TO BE DONE >>
Check each line below for the word "object", and copy those that have it.

>> BEGIN

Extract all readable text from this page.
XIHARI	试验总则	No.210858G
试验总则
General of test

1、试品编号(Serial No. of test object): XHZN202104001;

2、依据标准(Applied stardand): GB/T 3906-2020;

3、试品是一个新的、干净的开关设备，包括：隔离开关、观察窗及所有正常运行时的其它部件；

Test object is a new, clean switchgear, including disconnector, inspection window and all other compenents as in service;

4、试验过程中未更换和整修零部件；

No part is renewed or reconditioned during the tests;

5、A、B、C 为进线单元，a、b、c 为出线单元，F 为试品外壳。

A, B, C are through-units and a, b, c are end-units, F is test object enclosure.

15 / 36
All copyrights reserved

>> END

EXPECTED ANSWER >>
1、试品编号(Serial No. of test object): XHZN202104001;
Test object is a new, clean switchgear, including disconnector, inspection window and all other compenents as in service;
A, B, C are through-units and a, b, c are end-units, F is test object enclosure.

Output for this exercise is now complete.